-------- DATA EXTRACT

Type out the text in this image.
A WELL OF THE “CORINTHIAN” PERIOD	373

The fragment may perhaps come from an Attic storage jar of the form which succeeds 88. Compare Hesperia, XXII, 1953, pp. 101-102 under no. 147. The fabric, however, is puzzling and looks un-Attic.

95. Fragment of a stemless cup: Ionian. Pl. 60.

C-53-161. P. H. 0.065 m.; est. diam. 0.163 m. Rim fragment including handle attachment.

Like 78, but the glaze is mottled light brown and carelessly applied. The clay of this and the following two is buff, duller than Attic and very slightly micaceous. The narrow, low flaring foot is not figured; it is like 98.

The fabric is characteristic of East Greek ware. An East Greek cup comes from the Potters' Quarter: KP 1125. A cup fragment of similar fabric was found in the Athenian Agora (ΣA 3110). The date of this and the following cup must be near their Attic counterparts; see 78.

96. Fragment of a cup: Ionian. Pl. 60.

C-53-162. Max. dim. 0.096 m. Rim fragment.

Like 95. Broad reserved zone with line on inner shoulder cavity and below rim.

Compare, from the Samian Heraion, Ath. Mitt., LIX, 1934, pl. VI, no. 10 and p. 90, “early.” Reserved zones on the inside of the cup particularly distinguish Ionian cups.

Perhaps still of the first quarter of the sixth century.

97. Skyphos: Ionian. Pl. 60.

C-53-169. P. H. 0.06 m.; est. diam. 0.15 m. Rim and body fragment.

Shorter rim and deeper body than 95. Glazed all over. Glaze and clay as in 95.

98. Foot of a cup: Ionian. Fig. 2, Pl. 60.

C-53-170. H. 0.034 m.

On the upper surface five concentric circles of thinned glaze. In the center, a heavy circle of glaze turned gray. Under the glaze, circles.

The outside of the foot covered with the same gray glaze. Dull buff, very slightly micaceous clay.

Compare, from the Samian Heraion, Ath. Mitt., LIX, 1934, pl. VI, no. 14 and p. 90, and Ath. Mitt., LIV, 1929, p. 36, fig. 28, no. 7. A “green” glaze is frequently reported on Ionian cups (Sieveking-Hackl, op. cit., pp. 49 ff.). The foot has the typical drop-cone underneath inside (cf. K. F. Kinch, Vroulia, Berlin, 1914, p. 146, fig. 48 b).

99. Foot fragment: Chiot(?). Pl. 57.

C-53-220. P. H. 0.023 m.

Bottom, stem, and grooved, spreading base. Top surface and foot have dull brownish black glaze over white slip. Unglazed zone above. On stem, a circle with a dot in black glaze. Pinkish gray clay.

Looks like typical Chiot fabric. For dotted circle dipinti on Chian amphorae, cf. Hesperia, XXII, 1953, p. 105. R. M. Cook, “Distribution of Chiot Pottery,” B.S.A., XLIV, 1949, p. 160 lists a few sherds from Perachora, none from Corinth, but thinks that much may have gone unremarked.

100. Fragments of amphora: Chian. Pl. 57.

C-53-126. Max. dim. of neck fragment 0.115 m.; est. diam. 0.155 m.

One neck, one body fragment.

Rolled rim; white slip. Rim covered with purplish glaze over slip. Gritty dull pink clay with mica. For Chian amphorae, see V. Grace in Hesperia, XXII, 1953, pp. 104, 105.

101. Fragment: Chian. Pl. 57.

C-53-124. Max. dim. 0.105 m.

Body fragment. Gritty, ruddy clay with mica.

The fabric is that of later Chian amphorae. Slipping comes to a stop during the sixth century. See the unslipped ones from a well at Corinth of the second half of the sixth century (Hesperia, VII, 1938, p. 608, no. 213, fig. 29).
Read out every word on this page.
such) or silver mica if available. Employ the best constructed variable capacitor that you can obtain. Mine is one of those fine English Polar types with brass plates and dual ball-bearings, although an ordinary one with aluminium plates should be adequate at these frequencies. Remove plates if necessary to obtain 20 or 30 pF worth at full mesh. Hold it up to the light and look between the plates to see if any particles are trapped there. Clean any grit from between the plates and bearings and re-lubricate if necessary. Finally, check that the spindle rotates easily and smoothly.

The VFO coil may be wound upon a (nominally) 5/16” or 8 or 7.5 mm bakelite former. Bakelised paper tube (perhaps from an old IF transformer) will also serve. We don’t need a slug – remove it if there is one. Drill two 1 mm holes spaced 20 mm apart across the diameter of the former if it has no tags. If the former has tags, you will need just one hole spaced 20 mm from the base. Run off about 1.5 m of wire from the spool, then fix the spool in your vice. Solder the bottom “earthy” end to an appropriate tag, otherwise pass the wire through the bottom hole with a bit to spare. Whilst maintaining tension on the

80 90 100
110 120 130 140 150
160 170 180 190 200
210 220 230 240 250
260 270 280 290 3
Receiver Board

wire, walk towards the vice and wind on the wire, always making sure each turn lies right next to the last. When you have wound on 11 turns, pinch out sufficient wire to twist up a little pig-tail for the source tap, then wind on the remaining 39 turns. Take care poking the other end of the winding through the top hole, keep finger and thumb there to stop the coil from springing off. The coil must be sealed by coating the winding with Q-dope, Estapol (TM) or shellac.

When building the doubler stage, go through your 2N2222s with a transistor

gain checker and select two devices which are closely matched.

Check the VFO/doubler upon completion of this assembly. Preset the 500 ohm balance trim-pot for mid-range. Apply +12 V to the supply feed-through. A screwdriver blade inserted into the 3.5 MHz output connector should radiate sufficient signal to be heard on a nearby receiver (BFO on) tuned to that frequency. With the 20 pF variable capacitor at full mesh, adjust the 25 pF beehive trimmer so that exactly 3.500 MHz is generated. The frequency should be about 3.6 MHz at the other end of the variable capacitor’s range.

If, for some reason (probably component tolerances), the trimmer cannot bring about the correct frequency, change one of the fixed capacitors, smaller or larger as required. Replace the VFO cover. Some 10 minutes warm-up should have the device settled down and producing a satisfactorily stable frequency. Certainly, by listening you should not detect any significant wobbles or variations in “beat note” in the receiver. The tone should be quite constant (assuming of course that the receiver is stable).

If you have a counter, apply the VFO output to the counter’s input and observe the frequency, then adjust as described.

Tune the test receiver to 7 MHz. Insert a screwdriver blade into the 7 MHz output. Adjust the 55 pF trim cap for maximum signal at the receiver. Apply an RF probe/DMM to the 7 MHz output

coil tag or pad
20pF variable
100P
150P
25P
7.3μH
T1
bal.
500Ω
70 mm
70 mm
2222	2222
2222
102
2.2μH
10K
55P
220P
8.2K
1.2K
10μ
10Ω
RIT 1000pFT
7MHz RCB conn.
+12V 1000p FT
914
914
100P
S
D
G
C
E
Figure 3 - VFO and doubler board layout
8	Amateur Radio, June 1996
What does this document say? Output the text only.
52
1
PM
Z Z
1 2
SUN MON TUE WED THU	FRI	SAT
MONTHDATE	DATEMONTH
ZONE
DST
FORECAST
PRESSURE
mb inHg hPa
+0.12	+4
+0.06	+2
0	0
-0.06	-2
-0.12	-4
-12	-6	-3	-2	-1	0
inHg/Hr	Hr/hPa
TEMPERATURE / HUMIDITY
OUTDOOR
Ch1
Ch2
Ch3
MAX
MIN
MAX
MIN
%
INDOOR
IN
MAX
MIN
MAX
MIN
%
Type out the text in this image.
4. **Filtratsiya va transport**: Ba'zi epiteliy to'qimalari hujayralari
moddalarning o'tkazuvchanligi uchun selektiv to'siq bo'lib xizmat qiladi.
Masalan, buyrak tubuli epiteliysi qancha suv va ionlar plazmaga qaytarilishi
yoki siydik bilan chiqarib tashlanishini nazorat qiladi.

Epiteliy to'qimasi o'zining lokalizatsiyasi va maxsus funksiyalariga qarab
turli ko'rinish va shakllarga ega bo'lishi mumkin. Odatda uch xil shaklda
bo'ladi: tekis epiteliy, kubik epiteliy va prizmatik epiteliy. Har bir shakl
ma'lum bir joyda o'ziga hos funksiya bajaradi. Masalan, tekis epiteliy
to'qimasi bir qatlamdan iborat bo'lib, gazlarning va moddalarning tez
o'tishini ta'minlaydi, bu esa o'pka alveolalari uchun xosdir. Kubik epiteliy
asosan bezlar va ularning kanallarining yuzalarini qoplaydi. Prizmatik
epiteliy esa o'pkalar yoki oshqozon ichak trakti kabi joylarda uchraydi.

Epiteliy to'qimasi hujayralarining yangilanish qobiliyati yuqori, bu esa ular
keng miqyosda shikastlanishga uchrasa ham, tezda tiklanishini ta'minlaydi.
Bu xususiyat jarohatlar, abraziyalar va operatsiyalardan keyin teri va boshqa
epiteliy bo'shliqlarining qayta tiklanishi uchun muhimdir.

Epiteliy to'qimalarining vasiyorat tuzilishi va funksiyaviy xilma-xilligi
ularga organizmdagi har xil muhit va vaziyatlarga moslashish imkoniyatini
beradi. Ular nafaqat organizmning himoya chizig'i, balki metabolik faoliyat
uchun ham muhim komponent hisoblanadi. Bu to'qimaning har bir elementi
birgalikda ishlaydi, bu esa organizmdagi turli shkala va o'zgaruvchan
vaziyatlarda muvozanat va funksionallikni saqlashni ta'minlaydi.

----------------

REQUEST:
Within the listing above, copy each line that has the string "Hesperia".

THE COMPLETED TASK:
The fragment may perhaps come from an Attic storage jar of the form which succeeds 88. Compare Hesperia, XXII, 1953, pp. 101-102 under no. 147. The fabric, however, is puzzling and looks un-Attic.
Looks like typical Chiot fabric. For dotted circle dipinti on Chian amphorae, cf. Hesperia, XXII, 1953, p. 105. R. M. Cook, “Distribution of Chiot Pottery,” B.S.A., XLIV, 1949, p. 160 lists a few sherds from Perachora, none from Corinth, but thinks that much may have gone unremarked.
Rolled rim; white slip. Rim covered with purplish glaze over slip. Gritty dull pink clay with mica. For Chian amphorae, see V. Grace in Hesperia, XXII, 1953, pp. 104, 105.
The fabric is that of later Chian amphorae. Slipping comes to a stop during the sixth century. See the unslipped ones from a well at Corinth of the second half of the sixth century (Hesperia, VII, 1938, p. 608, no. 213, fig. 29).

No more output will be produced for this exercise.